**Aim of the task:** Return every record below exactly as written, omitting any pictures.

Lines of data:
◆ ◆ ◆

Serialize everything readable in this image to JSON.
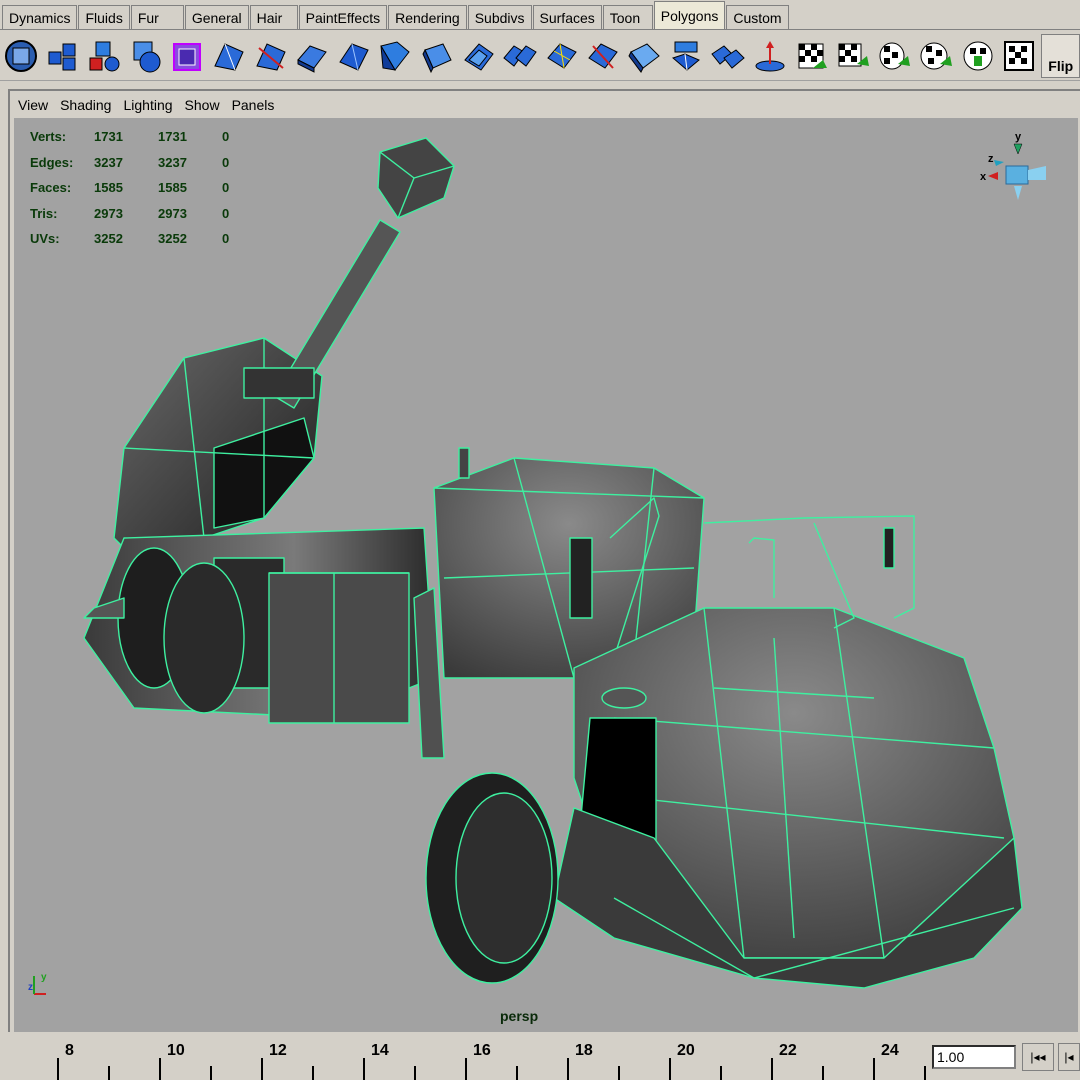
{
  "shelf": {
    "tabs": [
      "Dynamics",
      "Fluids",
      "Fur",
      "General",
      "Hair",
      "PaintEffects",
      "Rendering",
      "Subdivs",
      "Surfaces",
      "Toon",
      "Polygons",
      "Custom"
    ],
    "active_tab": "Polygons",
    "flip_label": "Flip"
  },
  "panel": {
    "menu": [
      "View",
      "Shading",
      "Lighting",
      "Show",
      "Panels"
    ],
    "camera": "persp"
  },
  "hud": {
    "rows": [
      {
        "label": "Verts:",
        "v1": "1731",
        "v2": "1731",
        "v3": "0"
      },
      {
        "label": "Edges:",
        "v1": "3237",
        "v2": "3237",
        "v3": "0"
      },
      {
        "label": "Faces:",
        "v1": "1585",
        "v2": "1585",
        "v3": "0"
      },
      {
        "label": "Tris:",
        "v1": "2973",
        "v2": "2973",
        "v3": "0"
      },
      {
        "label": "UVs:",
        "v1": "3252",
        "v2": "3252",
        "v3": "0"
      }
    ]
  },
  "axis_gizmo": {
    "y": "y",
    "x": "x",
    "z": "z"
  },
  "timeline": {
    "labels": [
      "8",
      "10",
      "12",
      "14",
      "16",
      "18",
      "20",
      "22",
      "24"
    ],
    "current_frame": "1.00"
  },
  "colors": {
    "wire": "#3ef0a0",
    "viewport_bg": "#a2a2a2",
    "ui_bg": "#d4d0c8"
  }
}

◆ ◆ ◆

**Full output:**
Serialize everything readable in this image to JSON.
{
  "shelf": {
    "tabs": [
      "Dynamics",
      "Fluids",
      "Fur",
      "General",
      "Hair",
      "PaintEffects",
      "Rendering",
      "Subdivs",
      "Surfaces",
      "Toon",
      "Polygons",
      "Custom"
    ],
    "active_tab": "Polygons",
    "flip_label": "Flip"
  },
  "panel": {
    "menu": [
      "View",
      "Shading",
      "Lighting",
      "Show",
      "Panels"
    ],
    "camera": "persp"
  },
  "hud": {
    "rows": [
      {
        "label": "Verts:",
        "v1": "1731",
        "v2": "1731",
        "v3": "0"
      },
      {
        "label": "Edges:",
        "v1": "3237",
        "v2": "3237",
        "v3": "0"
      },
      {
        "label": "Faces:",
        "v1": "1585",
        "v2": "1585",
        "v3": "0"
      },
      {
        "label": "Tris:",
        "v1": "2973",
        "v2": "2973",
        "v3": "0"
      },
      {
        "label": "UVs:",
        "v1": "3252",
        "v2": "3252",
        "v3": "0"
      }
    ]
  },
  "axis_gizmo": {
    "y": "y",
    "x": "x",
    "z": "z"
  },
  "timeline": {
    "labels": [
      "8",
      "10",
      "12",
      "14",
      "16",
      "18",
      "20",
      "22",
      "24"
    ],
    "current_frame": "1.00"
  },
  "colors": {
    "wire": "#3ef0a0",
    "viewport_bg": "#a2a2a2",
    "ui_bg": "#d4d0c8"
  }
}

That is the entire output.